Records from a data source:
'''
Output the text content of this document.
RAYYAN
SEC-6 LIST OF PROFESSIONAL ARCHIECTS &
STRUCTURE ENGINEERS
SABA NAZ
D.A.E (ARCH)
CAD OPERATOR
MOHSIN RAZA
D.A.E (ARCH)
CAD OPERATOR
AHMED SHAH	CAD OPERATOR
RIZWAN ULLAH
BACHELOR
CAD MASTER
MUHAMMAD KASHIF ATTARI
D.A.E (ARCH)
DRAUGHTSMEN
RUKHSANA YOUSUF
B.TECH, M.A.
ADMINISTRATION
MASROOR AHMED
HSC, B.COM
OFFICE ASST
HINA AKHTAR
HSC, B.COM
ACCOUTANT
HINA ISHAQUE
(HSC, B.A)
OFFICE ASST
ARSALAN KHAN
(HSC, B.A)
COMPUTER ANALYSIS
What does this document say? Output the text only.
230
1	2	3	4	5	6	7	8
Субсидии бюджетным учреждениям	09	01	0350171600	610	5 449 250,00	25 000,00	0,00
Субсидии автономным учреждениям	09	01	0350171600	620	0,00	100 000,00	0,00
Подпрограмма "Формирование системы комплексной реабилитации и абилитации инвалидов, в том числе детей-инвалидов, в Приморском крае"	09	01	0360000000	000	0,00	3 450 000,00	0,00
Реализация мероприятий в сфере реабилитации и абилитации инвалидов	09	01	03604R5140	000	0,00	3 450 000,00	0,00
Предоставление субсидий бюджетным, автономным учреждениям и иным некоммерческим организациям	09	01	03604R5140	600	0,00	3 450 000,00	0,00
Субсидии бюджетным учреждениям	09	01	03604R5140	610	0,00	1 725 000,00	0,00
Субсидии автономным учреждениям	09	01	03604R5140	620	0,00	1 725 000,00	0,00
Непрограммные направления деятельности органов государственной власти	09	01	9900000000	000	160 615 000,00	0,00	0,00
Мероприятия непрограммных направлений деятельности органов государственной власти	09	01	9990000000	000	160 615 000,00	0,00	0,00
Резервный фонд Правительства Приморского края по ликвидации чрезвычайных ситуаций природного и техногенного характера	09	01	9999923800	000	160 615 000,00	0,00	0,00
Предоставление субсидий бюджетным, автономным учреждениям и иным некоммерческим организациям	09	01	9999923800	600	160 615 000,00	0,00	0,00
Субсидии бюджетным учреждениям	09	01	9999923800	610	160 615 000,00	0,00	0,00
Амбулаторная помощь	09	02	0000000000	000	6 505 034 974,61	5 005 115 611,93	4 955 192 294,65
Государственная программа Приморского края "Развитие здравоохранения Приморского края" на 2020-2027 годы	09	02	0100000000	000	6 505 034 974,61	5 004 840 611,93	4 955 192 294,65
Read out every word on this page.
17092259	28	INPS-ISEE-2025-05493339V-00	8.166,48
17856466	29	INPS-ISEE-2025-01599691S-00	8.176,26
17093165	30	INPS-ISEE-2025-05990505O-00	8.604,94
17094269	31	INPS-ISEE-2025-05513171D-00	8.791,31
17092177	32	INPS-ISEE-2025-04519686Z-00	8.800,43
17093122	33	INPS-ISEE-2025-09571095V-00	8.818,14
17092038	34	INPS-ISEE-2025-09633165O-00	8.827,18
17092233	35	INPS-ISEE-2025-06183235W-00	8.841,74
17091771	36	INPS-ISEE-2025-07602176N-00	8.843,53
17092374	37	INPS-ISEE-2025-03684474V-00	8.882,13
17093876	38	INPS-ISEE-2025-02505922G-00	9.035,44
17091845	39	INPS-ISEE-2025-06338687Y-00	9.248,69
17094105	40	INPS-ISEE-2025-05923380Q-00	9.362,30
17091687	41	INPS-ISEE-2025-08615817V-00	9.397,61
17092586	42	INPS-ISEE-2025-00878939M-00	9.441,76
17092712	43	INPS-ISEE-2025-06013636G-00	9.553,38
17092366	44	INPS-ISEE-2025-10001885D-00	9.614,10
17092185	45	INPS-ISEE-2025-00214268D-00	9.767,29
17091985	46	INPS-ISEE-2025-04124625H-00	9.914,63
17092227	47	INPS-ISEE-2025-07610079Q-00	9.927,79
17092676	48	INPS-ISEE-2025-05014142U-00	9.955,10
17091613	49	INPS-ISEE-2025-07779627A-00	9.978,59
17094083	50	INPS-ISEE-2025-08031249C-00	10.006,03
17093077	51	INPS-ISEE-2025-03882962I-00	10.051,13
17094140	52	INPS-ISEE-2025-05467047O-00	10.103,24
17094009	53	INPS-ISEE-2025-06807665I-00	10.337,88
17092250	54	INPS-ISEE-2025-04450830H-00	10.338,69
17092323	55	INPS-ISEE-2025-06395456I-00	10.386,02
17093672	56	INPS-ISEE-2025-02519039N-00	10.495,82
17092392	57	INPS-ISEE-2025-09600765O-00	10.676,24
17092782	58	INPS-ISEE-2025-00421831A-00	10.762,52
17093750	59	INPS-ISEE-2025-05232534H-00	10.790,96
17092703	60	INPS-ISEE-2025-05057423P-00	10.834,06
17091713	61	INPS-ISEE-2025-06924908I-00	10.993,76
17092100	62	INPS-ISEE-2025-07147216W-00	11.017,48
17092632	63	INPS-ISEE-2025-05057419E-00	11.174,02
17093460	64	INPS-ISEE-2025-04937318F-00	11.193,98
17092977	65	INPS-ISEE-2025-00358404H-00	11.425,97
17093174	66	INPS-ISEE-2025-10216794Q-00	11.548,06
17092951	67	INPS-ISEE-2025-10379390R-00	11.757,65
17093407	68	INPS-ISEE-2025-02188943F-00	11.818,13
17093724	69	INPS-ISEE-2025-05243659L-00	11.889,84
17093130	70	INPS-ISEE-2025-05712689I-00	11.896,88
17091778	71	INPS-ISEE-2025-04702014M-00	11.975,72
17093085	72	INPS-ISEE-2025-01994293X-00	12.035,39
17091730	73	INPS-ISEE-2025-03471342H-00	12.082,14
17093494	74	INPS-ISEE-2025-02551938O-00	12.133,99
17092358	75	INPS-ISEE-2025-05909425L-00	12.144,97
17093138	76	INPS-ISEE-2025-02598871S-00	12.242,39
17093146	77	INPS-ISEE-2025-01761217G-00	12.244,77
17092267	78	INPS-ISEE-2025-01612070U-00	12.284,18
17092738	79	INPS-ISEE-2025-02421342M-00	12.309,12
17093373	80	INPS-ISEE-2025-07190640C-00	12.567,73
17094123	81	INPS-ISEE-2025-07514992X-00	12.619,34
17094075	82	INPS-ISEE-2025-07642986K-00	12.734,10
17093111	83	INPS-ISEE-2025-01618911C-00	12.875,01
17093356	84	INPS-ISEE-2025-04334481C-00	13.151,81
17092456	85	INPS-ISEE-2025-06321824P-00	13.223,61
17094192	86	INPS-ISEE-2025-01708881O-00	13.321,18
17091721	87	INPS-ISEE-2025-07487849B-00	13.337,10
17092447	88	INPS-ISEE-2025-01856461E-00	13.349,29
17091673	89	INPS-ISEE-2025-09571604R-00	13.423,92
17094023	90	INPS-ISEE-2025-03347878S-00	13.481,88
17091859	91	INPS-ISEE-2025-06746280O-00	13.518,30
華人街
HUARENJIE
'''
Set problem
Transcribe the entire listing above precisely.

Result of this exercise
Output the text content of this document.
RAYYAN
SEC-6 LIST OF PROFESSIONAL ARCHIECTS &
STRUCTURE ENGINEERS
SABA NAZ
D.A.E (ARCH)
CAD OPERATOR
MOHSIN RAZA
D.A.E (ARCH)
CAD OPERATOR
AHMED SHAH	CAD OPERATOR
RIZWAN ULLAH
BACHELOR
CAD MASTER
MUHAMMAD KASHIF ATTARI
D.A.E (ARCH)
DRAUGHTSMEN
RUKHSANA YOUSUF
B.TECH, M.A.
ADMINISTRATION
MASROOR AHMED
HSC, B.COM
OFFICE ASST
HINA AKHTAR
HSC, B.COM
ACCOUTANT
HINA ISHAQUE
(HSC, B.A)
OFFICE ASST
ARSALAN KHAN
(HSC, B.A)
COMPUTER ANALYSIS
What does this document say? Output the text only.
230
1	2	3	4	5	6	7	8
Субсидии бюджетным учреждениям	09	01	0350171600	610	5 449 250,00	25 000,00	0,00
Субсидии автономным учреждениям	09	01	0350171600	620	0,00	100 000,00	0,00
Подпрограмма "Формирование системы комплексной реабилитации и абилитации инвалидов, в том числе детей-инвалидов, в Приморском крае"	09	01	0360000000	000	0,00	3 450 000,00	0,00
Реализация мероприятий в сфере реабилитации и абилитации инвалидов	09	01	03604R5140	000	0,00	3 450 000,00	0,00
Предоставление субсидий бюджетным, автономным учреждениям и иным некоммерческим организациям	09	01	03604R5140	600	0,00	3 450 000,00	0,00
Субсидии бюджетным учреждениям	09	01	03604R5140	610	0,00	1 725 000,00	0,00
Субсидии автономным учреждениям	09	01	03604R5140	620	0,00	1 725 000,00	0,00
Непрограммные направления деятельности органов государственной власти	09	01	9900000000	000	160 615 000,00	0,00	0,00
Мероприятия непрограммных направлений деятельности органов государственной власти	09	01	9990000000	000	160 615 000,00	0,00	0,00
Резервный фонд Правительства Приморского края по ликвидации чрезвычайных ситуаций природного и техногенного характера	09	01	9999923800	000	160 615 000,00	0,00	0,00
Предоставление субсидий бюджетным, автономным учреждениям и иным некоммерческим организациям	09	01	9999923800	600	160 615 000,00	0,00	0,00
Субсидии бюджетным учреждениям	09	01	9999923800	610	160 615 000,00	0,00	0,00
Амбулаторная помощь	09	02	0000000000	000	6 505 034 974,61	5 005 115 611,93	4 955 192 294,65
Государственная программа Приморского края "Развитие здравоохранения Приморского края" на 2020-2027 годы	09	02	0100000000	000	6 505 034 974,61	5 004 840 611,93	4 955 192 294,65
Read out every word on this page.
17092259	28	INPS-ISEE-2025-05493339V-00	8.166,48
17856466	29	INPS-ISEE-2025-01599691S-00	8.176,26
17093165	30	INPS-ISEE-2025-05990505O-00	8.604,94
17094269	31	INPS-ISEE-2025-05513171D-00	8.791,31
17092177	32	INPS-ISEE-2025-04519686Z-00	8.800,43
17093122	33	INPS-ISEE-2025-09571095V-00	8.818,14
17092038	34	INPS-ISEE-2025-09633165O-00	8.827,18
17092233	35	INPS-ISEE-2025-06183235W-00	8.841,74
17091771	36	INPS-ISEE-2025-07602176N-00	8.843,53
17092374	37	INPS-ISEE-2025-03684474V-00	8.882,13
17093876	38	INPS-ISEE-2025-02505922G-00	9.035,44
17091845	39	INPS-ISEE-2025-06338687Y-00	9.248,69
17094105	40	INPS-ISEE-2025-05923380Q-00	9.362,30
17091687	41	INPS-ISEE-2025-08615817V-00	9.397,61
17092586	42	INPS-ISEE-2025-00878939M-00	9.441,76
17092712	43	INPS-ISEE-2025-06013636G-00	9.553,38
17092366	44	INPS-ISEE-2025-10001885D-00	9.614,10
17092185	45	INPS-ISEE-2025-00214268D-00	9.767,29
17091985	46	INPS-ISEE-2025-04124625H-00	9.914,63
17092227	47	INPS-ISEE-2025-07610079Q-00	9.927,79
17092676	48	INPS-ISEE-2025-05014142U-00	9.955,10
17091613	49	INPS-ISEE-2025-07779627A-00	9.978,59
17094083	50	INPS-ISEE-2025-08031249C-00	10.006,03
17093077	51	INPS-ISEE-2025-03882962I-00	10.051,13
17094140	52	INPS-ISEE-2025-05467047O-00	10.103,24
17094009	53	INPS-ISEE-2025-06807665I-00	10.337,88
17092250	54	INPS-ISEE-2025-04450830H-00	10.338,69
17092323	55	INPS-ISEE-2025-06395456I-00	10.386,02
17093672	56	INPS-ISEE-2025-02519039N-00	10.495,82
17092392	57	INPS-ISEE-2025-09600765O-00	10.676,24
17092782	58	INPS-ISEE-2025-00421831A-00	10.762,52
17093750	59	INPS-ISEE-2025-05232534H-00	10.790,96
17092703	60	INPS-ISEE-2025-05057423P-00	10.834,06
17091713	61	INPS-ISEE-2025-06924908I-00	10.993,76
17092100	62	INPS-ISEE-2025-07147216W-00	11.017,48
17092632	63	INPS-ISEE-2025-05057419E-00	11.174,02
17093460	64	INPS-ISEE-2025-04937318F-00	11.193,98
17092977	65	INPS-ISEE-2025-00358404H-00	11.425,97
17093174	66	INPS-ISEE-2025-10216794Q-00	11.548,06
17092951	67	INPS-ISEE-2025-10379390R-00	11.757,65
17093407	68	INPS-ISEE-2025-02188943F-00	11.818,13
17093724	69	INPS-ISEE-2025-05243659L-00	11.889,84
17093130	70	INPS-ISEE-2025-05712689I-00	11.896,88
17091778	71	INPS-ISEE-2025-04702014M-00	11.975,72
17093085	72	INPS-ISEE-2025-01994293X-00	12.035,39
17091730	73	INPS-ISEE-2025-03471342H-00	12.082,14
17093494	74	INPS-ISEE-2025-02551938O-00	12.133,99
17092358	75	INPS-ISEE-2025-05909425L-00	12.144,97
17093138	76	INPS-ISEE-2025-02598871S-00	12.242,39
17093146	77	INPS-ISEE-2025-01761217G-00	12.244,77
17092267	78	INPS-ISEE-2025-01612070U-00	12.284,18
17092738	79	INPS-ISEE-2025-02421342M-00	12.309,12
17093373	80	INPS-ISEE-2025-07190640C-00	12.567,73
17094123	81	INPS-ISEE-2025-07514992X-00	12.619,34
17094075	82	INPS-ISEE-2025-07642986K-00	12.734,10
17093111	83	INPS-ISEE-2025-01618911C-00	12.875,01
17093356	84	INPS-ISEE-2025-04334481C-00	13.151,81
17092456	85	INPS-ISEE-2025-06321824P-00	13.223,61
17094192	86	INPS-ISEE-2025-01708881O-00	13.321,18
17091721	87	INPS-ISEE-2025-07487849B-00	13.337,10
17092447	88	INPS-ISEE-2025-01856461E-00	13.349,29
17091673	89	INPS-ISEE-2025-09571604R-00	13.423,92
17094023	90	INPS-ISEE-2025-03347878S-00	13.481,88
17091859	91	INPS-ISEE-2025-06746280O-00	13.518,30
華人街
HUARENJIE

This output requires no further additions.